* [Information shown]:

* * * * * * *

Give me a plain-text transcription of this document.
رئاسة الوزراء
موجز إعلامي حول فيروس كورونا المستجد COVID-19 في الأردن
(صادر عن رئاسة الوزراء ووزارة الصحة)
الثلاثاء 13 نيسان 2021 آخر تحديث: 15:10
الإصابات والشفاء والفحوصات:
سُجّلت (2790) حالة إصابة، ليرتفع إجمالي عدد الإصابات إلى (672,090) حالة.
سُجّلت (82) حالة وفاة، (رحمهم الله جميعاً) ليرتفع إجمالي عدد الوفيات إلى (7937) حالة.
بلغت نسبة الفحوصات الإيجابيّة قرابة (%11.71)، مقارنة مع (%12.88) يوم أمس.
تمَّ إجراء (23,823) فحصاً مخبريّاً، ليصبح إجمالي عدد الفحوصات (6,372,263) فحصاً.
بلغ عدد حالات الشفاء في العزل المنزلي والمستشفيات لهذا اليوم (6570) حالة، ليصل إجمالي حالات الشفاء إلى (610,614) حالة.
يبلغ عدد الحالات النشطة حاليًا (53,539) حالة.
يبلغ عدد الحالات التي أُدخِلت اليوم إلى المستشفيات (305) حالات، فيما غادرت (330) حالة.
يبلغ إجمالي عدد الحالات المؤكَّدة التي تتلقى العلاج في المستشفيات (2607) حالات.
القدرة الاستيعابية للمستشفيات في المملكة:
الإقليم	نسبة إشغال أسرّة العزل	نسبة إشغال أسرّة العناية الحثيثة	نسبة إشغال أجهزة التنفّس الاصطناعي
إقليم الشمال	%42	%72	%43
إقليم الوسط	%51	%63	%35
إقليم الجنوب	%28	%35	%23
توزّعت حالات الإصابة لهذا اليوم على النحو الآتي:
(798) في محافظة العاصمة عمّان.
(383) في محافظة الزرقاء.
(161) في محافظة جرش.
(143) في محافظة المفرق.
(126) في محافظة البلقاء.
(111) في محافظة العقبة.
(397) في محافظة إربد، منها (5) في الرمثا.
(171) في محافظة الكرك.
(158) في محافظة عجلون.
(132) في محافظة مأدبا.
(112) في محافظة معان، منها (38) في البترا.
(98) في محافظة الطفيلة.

* * * * * * *

Copy every line of the material, please, keeping it exactly the same.

* [Expected answer]:
Give me a plain-text transcription of this document.
رئاسة الوزراء
موجز إعلامي حول فيروس كورونا المستجد COVID-19 في الأردن
(صادر عن رئاسة الوزراء ووزارة الصحة)
الثلاثاء 13 نيسان 2021 آخر تحديث: 15:10
الإصابات والشفاء والفحوصات:
سُجّلت (2790) حالة إصابة، ليرتفع إجمالي عدد الإصابات إلى (672,090) حالة.
سُجّلت (82) حالة وفاة، (رحمهم الله جميعاً) ليرتفع إجمالي عدد الوفيات إلى (7937) حالة.
بلغت نسبة الفحوصات الإيجابيّة قرابة (%11.71)، مقارنة مع (%12.88) يوم أمس.
تمَّ إجراء (23,823) فحصاً مخبريّاً، ليصبح إجمالي عدد الفحوصات (6,372,263) فحصاً.
بلغ عدد حالات الشفاء في العزل المنزلي والمستشفيات لهذا اليوم (6570) حالة، ليصل إجمالي حالات الشفاء إلى (610,614) حالة.
يبلغ عدد الحالات النشطة حاليًا (53,539) حالة.
يبلغ عدد الحالات التي أُدخِلت اليوم إلى المستشفيات (305) حالات، فيما غادرت (330) حالة.
يبلغ إجمالي عدد الحالات المؤكَّدة التي تتلقى العلاج في المستشفيات (2607) حالات.
القدرة الاستيعابية للمستشفيات في المملكة:
الإقليم	نسبة إشغال أسرّة العزل	نسبة إشغال أسرّة العناية الحثيثة	نسبة إشغال أجهزة التنفّس الاصطناعي
إقليم الشمال	%42	%72	%43
إقليم الوسط	%51	%63	%35
إقليم الجنوب	%28	%35	%23
توزّعت حالات الإصابة لهذا اليوم على النحو الآتي:
(798) في محافظة العاصمة عمّان.
(383) في محافظة الزرقاء.
(161) في محافظة جرش.
(143) في محافظة المفرق.
(126) في محافظة البلقاء.
(111) في محافظة العقبة.
(397) في محافظة إربد، منها (5) في الرمثا.
(171) في محافظة الكرك.
(158) في محافظة عجلون.
(132) في محافظة مأدبا.
(112) في محافظة معان، منها (38) في البترا.
(98) في محافظة الطفيلة.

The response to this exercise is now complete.